[Dataset rows]
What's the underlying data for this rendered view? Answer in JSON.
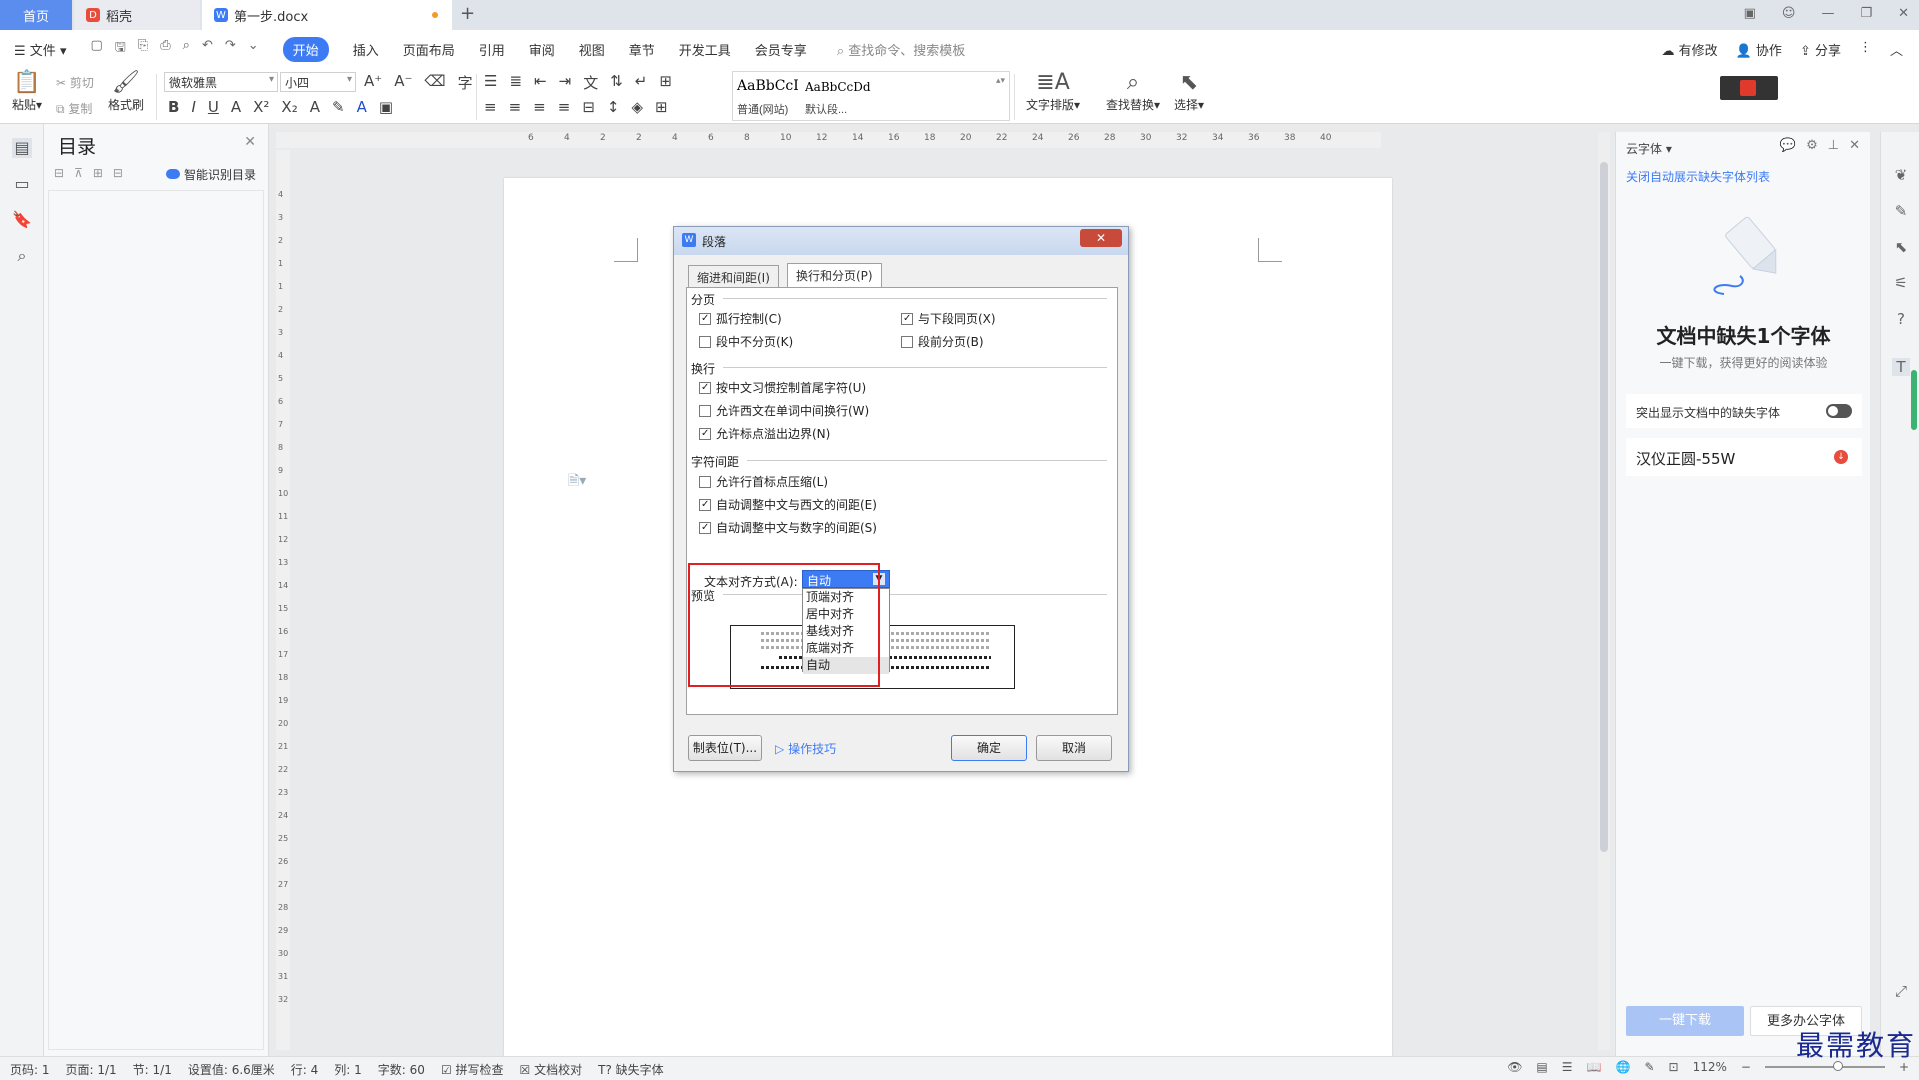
{
  "tabs": {
    "home": "首页",
    "shell": "稻壳",
    "doc": "第一步.docx",
    "add": "+"
  },
  "menu": {
    "file": "文件",
    "items": [
      "开始",
      "插入",
      "页面布局",
      "引用",
      "审阅",
      "视图",
      "章节",
      "开发工具",
      "会员专享"
    ],
    "active": "开始",
    "search_placeholder": "查找命令、搜索模板",
    "right": {
      "modified": "有修改",
      "collab": "协作",
      "share": "分享"
    }
  },
  "ribbon": {
    "paste": "粘贴",
    "cut": "剪切",
    "copy": "复制",
    "format_painter": "格式刷",
    "font_name": "微软雅黑",
    "font_size": "小四",
    "bold": "B",
    "italic": "I",
    "underline": "U",
    "styles": [
      {
        "sample": "AaBbCcI",
        "name": "普通(网站)"
      },
      {
        "sample": "AaBbCcDd",
        "name": "默认段..."
      }
    ],
    "text_layout": "文字排版",
    "find_replace": "查找替换",
    "select": "选择"
  },
  "toc": {
    "title": "目录",
    "smart": "智能识别目录"
  },
  "ruler_h": [
    "6",
    "4",
    "2",
    "2",
    "4",
    "6",
    "8",
    "10",
    "12",
    "14",
    "16",
    "18",
    "20",
    "22",
    "24",
    "26",
    "28",
    "30",
    "32",
    "34",
    "36",
    "38",
    "40"
  ],
  "ruler_v": [
    "4",
    "3",
    "2",
    "1",
    "1",
    "2",
    "3",
    "4",
    "5",
    "6",
    "7",
    "8",
    "9",
    "10",
    "11",
    "12",
    "13",
    "14",
    "15",
    "16",
    "17",
    "18",
    "19",
    "20",
    "21",
    "22",
    "23",
    "24",
    "25",
    "26",
    "27",
    "28",
    "29",
    "30",
    "31",
    "32"
  ],
  "dialog": {
    "title": "段落",
    "close": "✕",
    "tabs": [
      "缩进和间距(I)",
      "换行和分页(P)"
    ],
    "sections": {
      "pagination": "分页",
      "linebreak": "换行",
      "charspacing": "字符间距",
      "preview": "预览"
    },
    "checks": {
      "widow": {
        "label": "孤行控制(C)",
        "checked": true
      },
      "keep_next": {
        "label": "与下段同页(X)",
        "checked": true
      },
      "keep_lines": {
        "label": "段中不分页(K)",
        "checked": false
      },
      "page_before": {
        "label": "段前分页(B)",
        "checked": false
      },
      "cn_rules": {
        "label": "按中文习惯控制首尾字符(U)",
        "checked": true
      },
      "word_wrap": {
        "label": "允许西文在单词中间换行(W)",
        "checked": false
      },
      "punct_overflow": {
        "label": "允许标点溢出边界(N)",
        "checked": true
      },
      "compress_punct": {
        "label": "允许行首标点压缩(L)",
        "checked": false
      },
      "auto_cn_en": {
        "label": "自动调整中文与西文的间距(E)",
        "checked": true
      },
      "auto_cn_num": {
        "label": "自动调整中文与数字的间距(S)",
        "checked": true
      }
    },
    "align_label": "文本对齐方式(A):",
    "align_value": "自动",
    "align_options": [
      "顶端对齐",
      "居中对齐",
      "基线对齐",
      "底端对齐",
      "自动"
    ],
    "buttons": {
      "tabs": "制表位(T)...",
      "tips": "操作技巧",
      "ok": "确定",
      "cancel": "取消"
    }
  },
  "right_panel": {
    "header": "云字体",
    "link": "关闭自动展示缺失字体列表",
    "title": "文档中缺失1个字体",
    "subtitle": "一键下载，获得更好的阅读体验",
    "toggle_label": "突出显示文档中的缺失字体",
    "font": "汉仪正圆-55W",
    "download_btn": "一键下载",
    "more_btn": "更多办公字体"
  },
  "status": {
    "page_no": "页码: 1",
    "pages": "页面: 1/1",
    "section": "节: 1/1",
    "setting": "设置值: 6.6厘米",
    "row": "行: 4",
    "col": "列: 1",
    "words": "字数: 60",
    "spell": "拼写检查",
    "proof": "文档校对",
    "missing_font": "缺失字体",
    "zoom": "112%"
  },
  "watermark": "最需教育"
}
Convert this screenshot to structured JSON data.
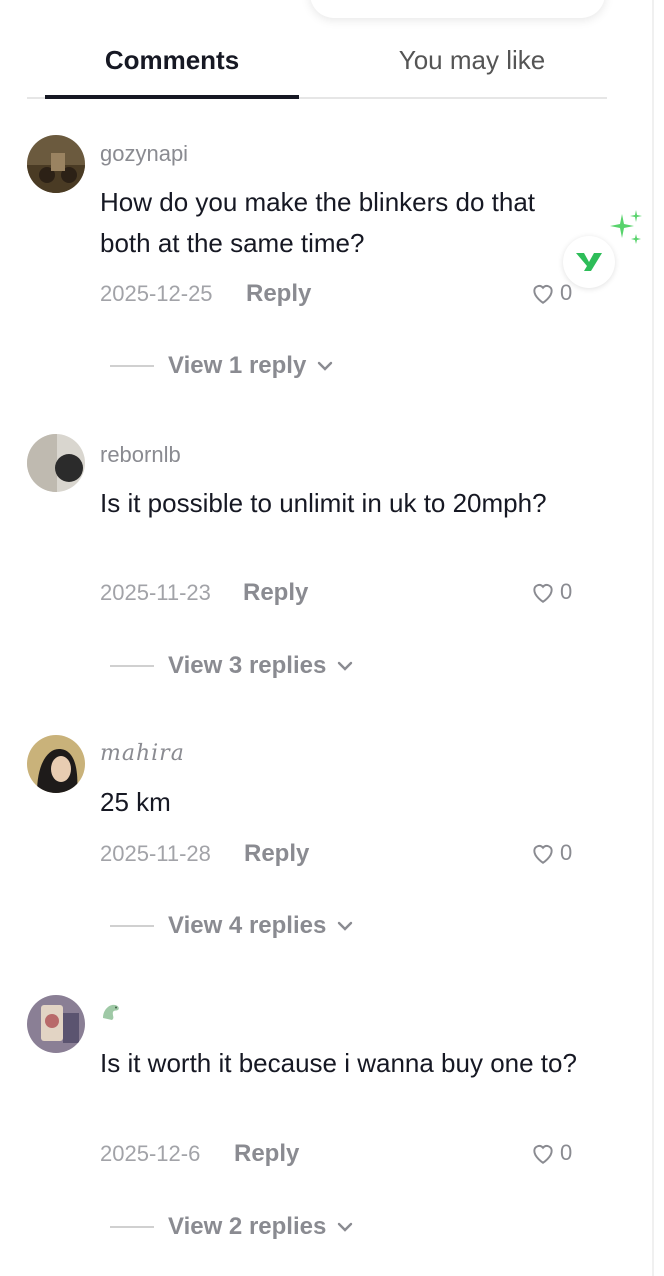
{
  "tabs": {
    "comments": "Comments",
    "you_may_like": "You may like"
  },
  "comments": [
    {
      "username": "gozynapi",
      "text": "How do you make the blinkers do that both at the same time?",
      "date": "2025-12-25",
      "reply_label": "Reply",
      "likes": "0",
      "view_replies": "View 1 reply"
    },
    {
      "username": "rebornlb",
      "text": "Is it possible to unlimit in uk to 20mph?",
      "date": "2025-11-23",
      "reply_label": "Reply",
      "likes": "0",
      "view_replies": "View 3 replies"
    },
    {
      "username": "mahira",
      "text": "25 km",
      "date": "2025-11-28",
      "reply_label": "Reply",
      "likes": "0",
      "view_replies": "View 4 replies"
    },
    {
      "username": "",
      "text": "Is it worth it because i wanna buy one to?",
      "date": "2025-12-6",
      "reply_label": "Reply",
      "likes": "0",
      "view_replies": "View 2 replies"
    }
  ],
  "colors": {
    "accent": "#161823",
    "muted": "#8a8b91",
    "badge_green": "#2ebd59"
  }
}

WHAT THIS TASK INVOLVES:
Set the listing down in full and exactly. Pictures within it should not appear in the copy.

FINAL RESULT:
What's the underlying data for this rendered view? Answer in JSON.
{
  "tabs": {
    "home": "首页",
    "shell": "稻壳",
    "doc": "第一步.docx",
    "add": "+"
  },
  "menu": {
    "file": "文件",
    "items": [
      "开始",
      "插入",
      "页面布局",
      "引用",
      "审阅",
      "视图",
      "章节",
      "开发工具",
      "会员专享"
    ],
    "active": "开始",
    "search_placeholder": "查找命令、搜索模板",
    "right": {
      "modified": "有修改",
      "collab": "协作",
      "share": "分享"
    }
  },
  "ribbon": {
    "paste": "粘贴",
    "cut": "剪切",
    "copy": "复制",
    "format_painter": "格式刷",
    "font_name": "微软雅黑",
    "font_size": "小四",
    "bold": "B",
    "italic": "I",
    "underline": "U",
    "styles": [
      {
        "sample": "AaBbCcI",
        "name": "普通(网站)"
      },
      {
        "sample": "AaBbCcDd",
        "name": "默认段..."
      }
    ],
    "text_layout": "文字排版",
    "find_replace": "查找替换",
    "select": "选择"
  },
  "toc": {
    "title": "目录",
    "smart": "智能识别目录"
  },
  "ruler_h": [
    "6",
    "4",
    "2",
    "2",
    "4",
    "6",
    "8",
    "10",
    "12",
    "14",
    "16",
    "18",
    "20",
    "22",
    "24",
    "26",
    "28",
    "30",
    "32",
    "34",
    "36",
    "38",
    "40"
  ],
  "ruler_v": [
    "4",
    "3",
    "2",
    "1",
    "1",
    "2",
    "3",
    "4",
    "5",
    "6",
    "7",
    "8",
    "9",
    "10",
    "11",
    "12",
    "13",
    "14",
    "15",
    "16",
    "17",
    "18",
    "19",
    "20",
    "21",
    "22",
    "23",
    "24",
    "25",
    "26",
    "27",
    "28",
    "29",
    "30",
    "31",
    "32"
  ],
  "dialog": {
    "title": "段落",
    "close": "✕",
    "tabs": [
      "缩进和间距(I)",
      "换行和分页(P)"
    ],
    "sections": {
      "pagination": "分页",
      "linebreak": "换行",
      "charspacing": "字符间距",
      "preview": "预览"
    },
    "checks": {
      "widow": {
        "label": "孤行控制(C)",
        "checked": true
      },
      "keep_next": {
        "label": "与下段同页(X)",
        "checked": true
      },
      "keep_lines": {
        "label": "段中不分页(K)",
        "checked": false
      },
      "page_before": {
        "label": "段前分页(B)",
        "checked": false
      },
      "cn_rules": {
        "label": "按中文习惯控制首尾字符(U)",
        "checked": true
      },
      "word_wrap": {
        "label": "允许西文在单词中间换行(W)",
        "checked": false
      },
      "punct_overflow": {
        "label": "允许标点溢出边界(N)",
        "checked": true
      },
      "compress_punct": {
        "label": "允许行首标点压缩(L)",
        "checked": false
      },
      "auto_cn_en": {
        "label": "自动调整中文与西文的间距(E)",
        "checked": true
      },
      "auto_cn_num": {
        "label": "自动调整中文与数字的间距(S)",
        "checked": true
      }
    },
    "align_label": "文本对齐方式(A):",
    "align_value": "自动",
    "align_options": [
      "顶端对齐",
      "居中对齐",
      "基线对齐",
      "底端对齐",
      "自动"
    ],
    "buttons": {
      "tabs": "制表位(T)...",
      "tips": "操作技巧",
      "ok": "确定",
      "cancel": "取消"
    }
  },
  "right_panel": {
    "header": "云字体",
    "link": "关闭自动展示缺失字体列表",
    "title": "文档中缺失1个字体",
    "subtitle": "一键下载，获得更好的阅读体验",
    "toggle_label": "突出显示文档中的缺失字体",
    "font": "汉仪正圆-55W",
    "download_btn": "一键下载",
    "more_btn": "更多办公字体"
  },
  "status": {
    "page_no": "页码: 1",
    "pages": "页面: 1/1",
    "section": "节: 1/1",
    "setting": "设置值: 6.6厘米",
    "row": "行: 4",
    "col": "列: 1",
    "words": "字数: 60",
    "spell": "拼写检查",
    "proof": "文档校对",
    "missing_font": "缺失字体",
    "zoom": "112%"
  },
  "watermark": "最需教育"
}
Convert this screenshot to structured JSON data.
{
  "tabs": {
    "comments": "Comments",
    "you_may_like": "You may like"
  },
  "comments": [
    {
      "username": "gozynapi",
      "text": "How do you make the blinkers do that both at the same time?",
      "date": "2025-12-25",
      "reply_label": "Reply",
      "likes": "0",
      "view_replies": "View 1 reply"
    },
    {
      "username": "rebornlb",
      "text": "Is it possible to unlimit in uk to 20mph?",
      "date": "2025-11-23",
      "reply_label": "Reply",
      "likes": "0",
      "view_replies": "View 3 replies"
    },
    {
      "username": "mahira",
      "text": "25 km",
      "date": "2025-11-28",
      "reply_label": "Reply",
      "likes": "0",
      "view_replies": "View 4 replies"
    },
    {
      "username": "",
      "text": "Is it worth it because i wanna buy one to?",
      "date": "2025-12-6",
      "reply_label": "Reply",
      "likes": "0",
      "view_replies": "View 2 replies"
    }
  ],
  "colors": {
    "accent": "#161823",
    "muted": "#8a8b91",
    "badge_green": "#2ebd59"
  }
}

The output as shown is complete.